**Short problem**
Copy out every line in the entries below that includes "there".

**Data records**

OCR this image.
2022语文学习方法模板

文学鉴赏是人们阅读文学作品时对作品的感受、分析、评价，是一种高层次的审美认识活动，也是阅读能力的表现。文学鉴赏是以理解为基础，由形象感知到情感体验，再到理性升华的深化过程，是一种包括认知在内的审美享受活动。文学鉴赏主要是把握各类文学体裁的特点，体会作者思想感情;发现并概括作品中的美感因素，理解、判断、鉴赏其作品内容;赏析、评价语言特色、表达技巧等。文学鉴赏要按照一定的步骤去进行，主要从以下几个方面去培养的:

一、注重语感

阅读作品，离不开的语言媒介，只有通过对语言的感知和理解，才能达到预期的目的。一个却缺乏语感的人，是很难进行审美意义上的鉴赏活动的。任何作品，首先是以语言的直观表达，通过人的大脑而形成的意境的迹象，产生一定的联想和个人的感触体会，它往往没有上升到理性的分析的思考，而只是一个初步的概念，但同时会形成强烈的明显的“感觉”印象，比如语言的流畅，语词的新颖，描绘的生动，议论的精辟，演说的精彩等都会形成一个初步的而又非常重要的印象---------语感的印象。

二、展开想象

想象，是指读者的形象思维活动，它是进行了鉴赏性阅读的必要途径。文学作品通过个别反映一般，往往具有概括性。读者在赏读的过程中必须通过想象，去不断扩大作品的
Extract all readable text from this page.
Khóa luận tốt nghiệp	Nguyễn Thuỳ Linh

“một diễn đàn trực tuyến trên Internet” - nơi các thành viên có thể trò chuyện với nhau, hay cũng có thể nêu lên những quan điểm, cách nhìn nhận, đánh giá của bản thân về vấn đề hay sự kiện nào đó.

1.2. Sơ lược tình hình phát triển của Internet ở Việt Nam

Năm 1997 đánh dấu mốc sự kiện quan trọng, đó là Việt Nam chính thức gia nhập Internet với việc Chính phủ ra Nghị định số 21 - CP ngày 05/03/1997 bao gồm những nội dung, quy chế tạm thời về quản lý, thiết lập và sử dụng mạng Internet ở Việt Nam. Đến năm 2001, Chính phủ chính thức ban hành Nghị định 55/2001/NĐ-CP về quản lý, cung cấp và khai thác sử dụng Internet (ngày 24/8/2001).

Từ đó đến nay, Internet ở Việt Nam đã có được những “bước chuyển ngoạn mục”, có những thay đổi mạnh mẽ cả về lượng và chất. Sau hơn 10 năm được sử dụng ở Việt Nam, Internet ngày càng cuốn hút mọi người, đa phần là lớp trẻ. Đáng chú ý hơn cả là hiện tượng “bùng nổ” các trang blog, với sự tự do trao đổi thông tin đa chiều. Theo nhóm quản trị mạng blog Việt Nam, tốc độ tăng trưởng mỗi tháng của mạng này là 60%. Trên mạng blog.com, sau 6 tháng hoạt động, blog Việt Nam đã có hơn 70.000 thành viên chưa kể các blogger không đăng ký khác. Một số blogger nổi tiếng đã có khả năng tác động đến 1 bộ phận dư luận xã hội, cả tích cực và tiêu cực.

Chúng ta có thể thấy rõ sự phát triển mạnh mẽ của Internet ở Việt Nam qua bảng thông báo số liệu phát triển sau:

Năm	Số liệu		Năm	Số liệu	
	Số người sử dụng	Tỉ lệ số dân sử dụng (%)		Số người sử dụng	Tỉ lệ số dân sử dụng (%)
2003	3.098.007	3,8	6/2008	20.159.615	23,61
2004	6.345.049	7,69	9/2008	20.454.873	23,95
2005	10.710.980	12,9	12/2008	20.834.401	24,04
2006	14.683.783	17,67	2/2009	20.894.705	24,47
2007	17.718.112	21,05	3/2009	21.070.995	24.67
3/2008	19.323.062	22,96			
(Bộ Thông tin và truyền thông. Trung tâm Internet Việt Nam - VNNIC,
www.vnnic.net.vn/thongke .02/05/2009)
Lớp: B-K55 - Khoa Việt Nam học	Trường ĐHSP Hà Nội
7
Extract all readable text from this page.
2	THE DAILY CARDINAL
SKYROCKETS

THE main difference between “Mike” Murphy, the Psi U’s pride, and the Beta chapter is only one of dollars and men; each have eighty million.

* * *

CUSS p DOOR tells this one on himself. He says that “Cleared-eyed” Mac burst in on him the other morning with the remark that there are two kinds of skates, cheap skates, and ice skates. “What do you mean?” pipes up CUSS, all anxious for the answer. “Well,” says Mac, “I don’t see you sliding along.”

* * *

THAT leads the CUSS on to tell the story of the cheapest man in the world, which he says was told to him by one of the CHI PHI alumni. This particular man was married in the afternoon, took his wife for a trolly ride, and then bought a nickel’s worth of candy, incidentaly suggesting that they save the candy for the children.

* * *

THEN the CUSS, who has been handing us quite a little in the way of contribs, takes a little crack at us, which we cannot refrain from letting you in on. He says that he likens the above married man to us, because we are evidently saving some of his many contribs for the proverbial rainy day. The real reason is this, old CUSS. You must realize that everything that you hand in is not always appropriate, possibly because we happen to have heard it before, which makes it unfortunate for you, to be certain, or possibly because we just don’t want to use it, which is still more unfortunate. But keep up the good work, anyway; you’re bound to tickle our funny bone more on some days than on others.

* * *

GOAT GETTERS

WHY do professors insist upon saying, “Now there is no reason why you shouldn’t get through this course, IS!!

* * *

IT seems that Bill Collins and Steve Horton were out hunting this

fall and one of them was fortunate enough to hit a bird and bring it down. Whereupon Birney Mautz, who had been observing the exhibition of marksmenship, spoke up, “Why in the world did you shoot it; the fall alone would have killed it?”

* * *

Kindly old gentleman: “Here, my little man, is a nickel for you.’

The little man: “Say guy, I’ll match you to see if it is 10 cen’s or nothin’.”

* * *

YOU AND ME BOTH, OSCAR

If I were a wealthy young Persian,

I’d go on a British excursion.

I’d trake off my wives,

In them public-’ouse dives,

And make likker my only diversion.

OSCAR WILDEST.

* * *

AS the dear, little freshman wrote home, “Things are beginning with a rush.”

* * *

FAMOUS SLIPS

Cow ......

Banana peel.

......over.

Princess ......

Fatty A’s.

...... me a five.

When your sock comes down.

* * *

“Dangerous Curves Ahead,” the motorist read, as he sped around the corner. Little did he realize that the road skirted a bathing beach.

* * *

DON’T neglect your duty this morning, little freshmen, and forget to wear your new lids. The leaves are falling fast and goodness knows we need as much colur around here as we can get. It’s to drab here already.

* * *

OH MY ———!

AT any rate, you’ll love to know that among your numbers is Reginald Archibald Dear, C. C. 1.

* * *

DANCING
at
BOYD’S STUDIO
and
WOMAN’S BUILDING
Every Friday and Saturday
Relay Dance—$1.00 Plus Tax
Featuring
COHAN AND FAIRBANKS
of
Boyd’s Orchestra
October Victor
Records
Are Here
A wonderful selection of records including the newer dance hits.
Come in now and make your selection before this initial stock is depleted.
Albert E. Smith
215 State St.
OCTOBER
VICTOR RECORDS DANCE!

**Solution for this task**
CUSS p DOOR tells this one on himself. He says that “Cleared-eyed” Mac burst in on him the other morning with the remark that there are two kinds of skates, cheap skates, and ice skates. “What do you mean?” pipes up CUSS, all anxious for the answer. “Well,” says Mac, “I don’t see you sliding along.”
WHY do professors insist upon saying, “Now there is no reason why you shouldn’t get through this course, IS!!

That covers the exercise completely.